§ SET PROBLEM:
Among the entries, which lines carry the string "meetings"? Copy each of them.

§ SUPPLIED ENTRIES:

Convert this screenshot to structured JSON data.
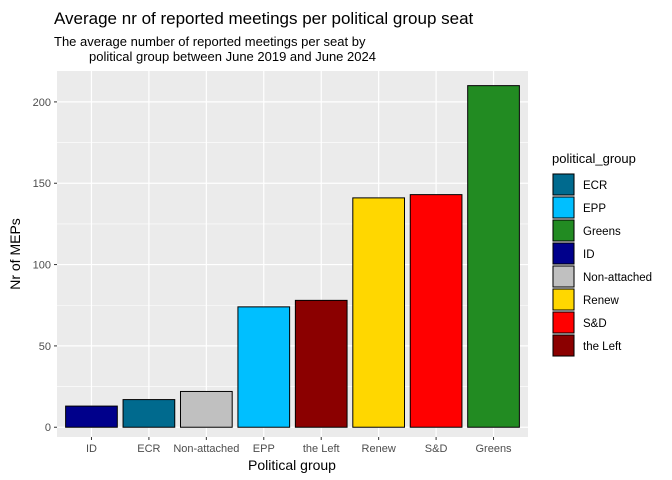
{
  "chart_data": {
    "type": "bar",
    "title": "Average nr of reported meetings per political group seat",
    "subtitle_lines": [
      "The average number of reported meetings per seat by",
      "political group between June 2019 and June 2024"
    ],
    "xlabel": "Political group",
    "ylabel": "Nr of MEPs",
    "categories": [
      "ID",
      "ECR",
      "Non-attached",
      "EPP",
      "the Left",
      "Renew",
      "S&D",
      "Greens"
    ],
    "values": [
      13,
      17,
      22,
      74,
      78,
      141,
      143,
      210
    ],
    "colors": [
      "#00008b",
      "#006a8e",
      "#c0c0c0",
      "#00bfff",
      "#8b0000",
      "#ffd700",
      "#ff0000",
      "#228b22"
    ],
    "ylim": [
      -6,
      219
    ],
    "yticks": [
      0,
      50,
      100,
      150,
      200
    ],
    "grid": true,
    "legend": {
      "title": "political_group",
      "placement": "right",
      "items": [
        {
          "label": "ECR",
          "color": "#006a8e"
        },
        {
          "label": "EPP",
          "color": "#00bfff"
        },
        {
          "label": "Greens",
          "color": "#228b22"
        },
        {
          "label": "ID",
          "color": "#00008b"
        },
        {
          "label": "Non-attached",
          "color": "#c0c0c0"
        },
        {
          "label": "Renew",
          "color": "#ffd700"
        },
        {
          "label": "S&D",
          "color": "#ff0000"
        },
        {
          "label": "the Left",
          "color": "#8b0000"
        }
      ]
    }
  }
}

§ FULL OUTPUT:
    "title": "Average nr of reported meetings per political group seat",
      "The average number of reported meetings per seat by",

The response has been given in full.